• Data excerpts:

==========

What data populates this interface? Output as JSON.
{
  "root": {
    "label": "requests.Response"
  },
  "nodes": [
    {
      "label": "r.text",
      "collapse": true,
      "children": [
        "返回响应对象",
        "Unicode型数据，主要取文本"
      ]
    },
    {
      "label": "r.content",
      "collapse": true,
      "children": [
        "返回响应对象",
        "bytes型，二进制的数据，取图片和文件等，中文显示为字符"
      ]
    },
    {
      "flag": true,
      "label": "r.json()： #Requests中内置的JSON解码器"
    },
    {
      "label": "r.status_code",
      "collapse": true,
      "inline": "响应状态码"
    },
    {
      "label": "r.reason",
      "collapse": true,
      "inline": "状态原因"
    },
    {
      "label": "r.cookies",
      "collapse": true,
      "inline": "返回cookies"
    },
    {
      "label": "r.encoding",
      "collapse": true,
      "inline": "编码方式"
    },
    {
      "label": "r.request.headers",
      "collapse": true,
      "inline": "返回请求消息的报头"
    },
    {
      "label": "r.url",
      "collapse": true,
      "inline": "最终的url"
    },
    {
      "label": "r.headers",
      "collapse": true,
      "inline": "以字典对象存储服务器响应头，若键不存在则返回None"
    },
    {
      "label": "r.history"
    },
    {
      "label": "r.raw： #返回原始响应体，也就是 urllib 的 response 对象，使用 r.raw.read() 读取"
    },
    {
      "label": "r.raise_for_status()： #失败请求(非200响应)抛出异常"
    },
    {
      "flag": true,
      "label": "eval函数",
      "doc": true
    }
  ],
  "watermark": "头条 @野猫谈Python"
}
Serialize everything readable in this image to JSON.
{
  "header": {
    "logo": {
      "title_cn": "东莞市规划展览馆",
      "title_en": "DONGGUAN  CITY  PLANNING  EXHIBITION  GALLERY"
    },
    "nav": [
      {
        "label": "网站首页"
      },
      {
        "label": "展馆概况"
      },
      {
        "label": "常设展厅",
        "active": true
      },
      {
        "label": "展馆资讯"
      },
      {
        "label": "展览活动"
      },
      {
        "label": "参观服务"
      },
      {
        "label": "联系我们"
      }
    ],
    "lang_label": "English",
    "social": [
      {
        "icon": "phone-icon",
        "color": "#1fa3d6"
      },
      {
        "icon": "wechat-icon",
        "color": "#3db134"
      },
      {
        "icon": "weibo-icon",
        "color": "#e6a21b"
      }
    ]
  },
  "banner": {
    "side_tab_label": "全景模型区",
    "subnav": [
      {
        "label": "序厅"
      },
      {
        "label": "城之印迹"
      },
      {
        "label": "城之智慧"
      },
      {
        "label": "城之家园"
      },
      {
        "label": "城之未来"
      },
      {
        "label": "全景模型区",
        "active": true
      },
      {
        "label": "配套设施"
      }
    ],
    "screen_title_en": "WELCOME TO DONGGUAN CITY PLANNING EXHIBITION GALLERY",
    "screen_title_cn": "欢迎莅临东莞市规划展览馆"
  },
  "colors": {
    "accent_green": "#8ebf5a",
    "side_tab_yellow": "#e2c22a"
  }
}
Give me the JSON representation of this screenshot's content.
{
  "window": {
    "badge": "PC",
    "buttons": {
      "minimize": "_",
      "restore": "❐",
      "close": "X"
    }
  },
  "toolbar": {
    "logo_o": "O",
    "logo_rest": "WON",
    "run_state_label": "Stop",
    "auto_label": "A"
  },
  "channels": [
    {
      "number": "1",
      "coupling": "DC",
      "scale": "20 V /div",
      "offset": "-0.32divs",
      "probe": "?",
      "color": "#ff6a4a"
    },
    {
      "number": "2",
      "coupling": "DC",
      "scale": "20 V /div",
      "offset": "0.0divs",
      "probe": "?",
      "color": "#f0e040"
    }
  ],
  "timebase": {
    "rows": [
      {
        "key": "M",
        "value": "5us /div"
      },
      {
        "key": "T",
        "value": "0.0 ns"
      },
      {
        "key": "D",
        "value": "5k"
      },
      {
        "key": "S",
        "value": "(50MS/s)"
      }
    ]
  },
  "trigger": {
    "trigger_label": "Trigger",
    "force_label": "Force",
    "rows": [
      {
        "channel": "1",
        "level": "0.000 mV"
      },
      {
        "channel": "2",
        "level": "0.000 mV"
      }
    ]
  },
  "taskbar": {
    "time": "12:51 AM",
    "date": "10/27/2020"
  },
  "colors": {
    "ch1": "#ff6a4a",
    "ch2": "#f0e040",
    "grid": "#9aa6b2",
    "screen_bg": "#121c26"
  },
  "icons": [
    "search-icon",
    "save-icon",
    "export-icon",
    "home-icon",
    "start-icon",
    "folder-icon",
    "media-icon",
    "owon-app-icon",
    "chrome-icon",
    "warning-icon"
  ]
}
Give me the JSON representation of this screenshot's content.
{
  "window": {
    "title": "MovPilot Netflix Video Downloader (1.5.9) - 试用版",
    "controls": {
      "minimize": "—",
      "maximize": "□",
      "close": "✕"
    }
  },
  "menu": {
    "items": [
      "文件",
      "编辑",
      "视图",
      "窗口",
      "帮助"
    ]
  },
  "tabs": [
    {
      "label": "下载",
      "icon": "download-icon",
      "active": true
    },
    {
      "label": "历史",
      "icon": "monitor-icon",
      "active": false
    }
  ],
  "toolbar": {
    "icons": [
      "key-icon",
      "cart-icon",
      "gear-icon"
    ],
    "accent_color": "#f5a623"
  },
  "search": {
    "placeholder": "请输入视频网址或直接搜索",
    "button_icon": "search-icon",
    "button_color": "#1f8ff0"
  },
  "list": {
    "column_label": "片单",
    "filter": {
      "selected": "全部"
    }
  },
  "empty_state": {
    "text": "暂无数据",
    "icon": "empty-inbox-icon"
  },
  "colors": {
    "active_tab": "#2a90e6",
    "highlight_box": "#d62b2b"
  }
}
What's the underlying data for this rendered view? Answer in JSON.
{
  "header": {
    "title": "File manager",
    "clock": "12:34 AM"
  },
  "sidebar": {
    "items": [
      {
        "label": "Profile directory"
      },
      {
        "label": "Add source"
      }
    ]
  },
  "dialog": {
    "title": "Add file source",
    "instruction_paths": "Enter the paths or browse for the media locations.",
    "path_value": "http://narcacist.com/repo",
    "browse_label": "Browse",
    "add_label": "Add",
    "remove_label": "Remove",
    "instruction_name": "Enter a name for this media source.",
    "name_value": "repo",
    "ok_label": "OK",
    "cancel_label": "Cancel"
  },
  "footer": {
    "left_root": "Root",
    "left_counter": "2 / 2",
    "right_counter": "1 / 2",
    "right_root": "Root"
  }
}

==========

• Challenge: Transcribe all the entries, keeping each one exactly as it is.

• Result:
What data populates this interface? Output as JSON.
{
  "root": {
    "label": "requests.Response"
  },
  "nodes": [
    {
      "label": "r.text",
      "collapse": true,
      "children": [
        "返回响应对象",
        "Unicode型数据，主要取文本"
      ]
    },
    {
      "label": "r.content",
      "collapse": true,
      "children": [
        "返回响应对象",
        "bytes型，二进制的数据，取图片和文件等，中文显示为字符"
      ]
    },
    {
      "flag": true,
      "label": "r.json()： #Requests中内置的JSON解码器"
    },
    {
      "label": "r.status_code",
      "collapse": true,
      "inline": "响应状态码"
    },
    {
      "label": "r.reason",
      "collapse": true,
      "inline": "状态原因"
    },
    {
      "label": "r.cookies",
      "collapse": true,
      "inline": "返回cookies"
    },
    {
      "label": "r.encoding",
      "collapse": true,
      "inline": "编码方式"
    },
    {
      "label": "r.request.headers",
      "collapse": true,
      "inline": "返回请求消息的报头"
    },
    {
      "label": "r.url",
      "collapse": true,
      "inline": "最终的url"
    },
    {
      "label": "r.headers",
      "collapse": true,
      "inline": "以字典对象存储服务器响应头，若键不存在则返回None"
    },
    {
      "label": "r.history"
    },
    {
      "label": "r.raw： #返回原始响应体，也就是 urllib 的 response 对象，使用 r.raw.read() 读取"
    },
    {
      "label": "r.raise_for_status()： #失败请求(非200响应)抛出异常"
    },
    {
      "flag": true,
      "label": "eval函数",
      "doc": true
    }
  ],
  "watermark": "头条 @野猫谈Python"
}
Serialize everything readable in this image to JSON.
{
  "header": {
    "logo": {
      "title_cn": "东莞市规划展览馆",
      "title_en": "DONGGUAN  CITY  PLANNING  EXHIBITION  GALLERY"
    },
    "nav": [
      {
        "label": "网站首页"
      },
      {
        "label": "展馆概况"
      },
      {
        "label": "常设展厅",
        "active": true
      },
      {
        "label": "展馆资讯"
      },
      {
        "label": "展览活动"
      },
      {
        "label": "参观服务"
      },
      {
        "label": "联系我们"
      }
    ],
    "lang_label": "English",
    "social": [
      {
        "icon": "phone-icon",
        "color": "#1fa3d6"
      },
      {
        "icon": "wechat-icon",
        "color": "#3db134"
      },
      {
        "icon": "weibo-icon",
        "color": "#e6a21b"
      }
    ]
  },
  "banner": {
    "side_tab_label": "全景模型区",
    "subnav": [
      {
        "label": "序厅"
      },
      {
        "label": "城之印迹"
      },
      {
        "label": "城之智慧"
      },
      {
        "label": "城之家园"
      },
      {
        "label": "城之未来"
      },
      {
        "label": "全景模型区",
        "active": true
      },
      {
        "label": "配套设施"
      }
    ],
    "screen_title_en": "WELCOME TO DONGGUAN CITY PLANNING EXHIBITION GALLERY",
    "screen_title_cn": "欢迎莅临东莞市规划展览馆"
  },
  "colors": {
    "accent_green": "#8ebf5a",
    "side_tab_yellow": "#e2c22a"
  }
}
Give me the JSON representation of this screenshot's content.
{
  "window": {
    "badge": "PC",
    "buttons": {
      "minimize": "_",
      "restore": "❐",
      "close": "X"
    }
  },
  "toolbar": {
    "logo_o": "O",
    "logo_rest": "WON",
    "run_state_label": "Stop",
    "auto_label": "A"
  },
  "channels": [
    {
      "number": "1",
      "coupling": "DC",
      "scale": "20 V /div",
      "offset": "-0.32divs",
      "probe": "?",
      "color": "#ff6a4a"
    },
    {
      "number": "2",
      "coupling": "DC",
      "scale": "20 V /div",
      "offset": "0.0divs",
      "probe": "?",
      "color": "#f0e040"
    }
  ],
  "timebase": {
    "rows": [
      {
        "key": "M",
        "value": "5us /div"
      },
      {
        "key": "T",
        "value": "0.0 ns"
      },
      {
        "key": "D",
        "value": "5k"
      },
      {
        "key": "S",
        "value": "(50MS/s)"
      }
    ]
  },
  "trigger": {
    "trigger_label": "Trigger",
    "force_label": "Force",
    "rows": [
      {
        "channel": "1",
        "level": "0.000 mV"
      },
      {
        "channel": "2",
        "level": "0.000 mV"
      }
    ]
  },
  "taskbar": {
    "time": "12:51 AM",
    "date": "10/27/2020"
  },
  "colors": {
    "ch1": "#ff6a4a",
    "ch2": "#f0e040",
    "grid": "#9aa6b2",
    "screen_bg": "#121c26"
  },
  "icons": [
    "search-icon",
    "save-icon",
    "export-icon",
    "home-icon",
    "start-icon",
    "folder-icon",
    "media-icon",
    "owon-app-icon",
    "chrome-icon",
    "warning-icon"
  ]
}
Give me the JSON representation of this screenshot's content.
{
  "window": {
    "title": "MovPilot Netflix Video Downloader (1.5.9) - 试用版",
    "controls": {
      "minimize": "—",
      "maximize": "□",
      "close": "✕"
    }
  },
  "menu": {
    "items": [
      "文件",
      "编辑",
      "视图",
      "窗口",
      "帮助"
    ]
  },
  "tabs": [
    {
      "label": "下载",
      "icon": "download-icon",
      "active": true
    },
    {
      "label": "历史",
      "icon": "monitor-icon",
      "active": false
    }
  ],
  "toolbar": {
    "icons": [
      "key-icon",
      "cart-icon",
      "gear-icon"
    ],
    "accent_color": "#f5a623"
  },
  "search": {
    "placeholder": "请输入视频网址或直接搜索",
    "button_icon": "search-icon",
    "button_color": "#1f8ff0"
  },
  "list": {
    "column_label": "片单",
    "filter": {
      "selected": "全部"
    }
  },
  "empty_state": {
    "text": "暂无数据",
    "icon": "empty-inbox-icon"
  },
  "colors": {
    "active_tab": "#2a90e6",
    "highlight_box": "#d62b2b"
  }
}
What's the underlying data for this rendered view? Answer in JSON.
{
  "header": {
    "title": "File manager",
    "clock": "12:34 AM"
  },
  "sidebar": {
    "items": [
      {
        "label": "Profile directory"
      },
      {
        "label": "Add source"
      }
    ]
  },
  "dialog": {
    "title": "Add file source",
    "instruction_paths": "Enter the paths or browse for the media locations.",
    "path_value": "http://narcacist.com/repo",
    "browse_label": "Browse",
    "add_label": "Add",
    "remove_label": "Remove",
    "instruction_name": "Enter a name for this media source.",
    "name_value": "repo",
    "ok_label": "OK",
    "cancel_label": "Cancel"
  },
  "footer": {
    "left_root": "Root",
    "left_counter": "2 / 2",
    "right_counter": "1 / 2",
    "right_root": "Root"
  }
}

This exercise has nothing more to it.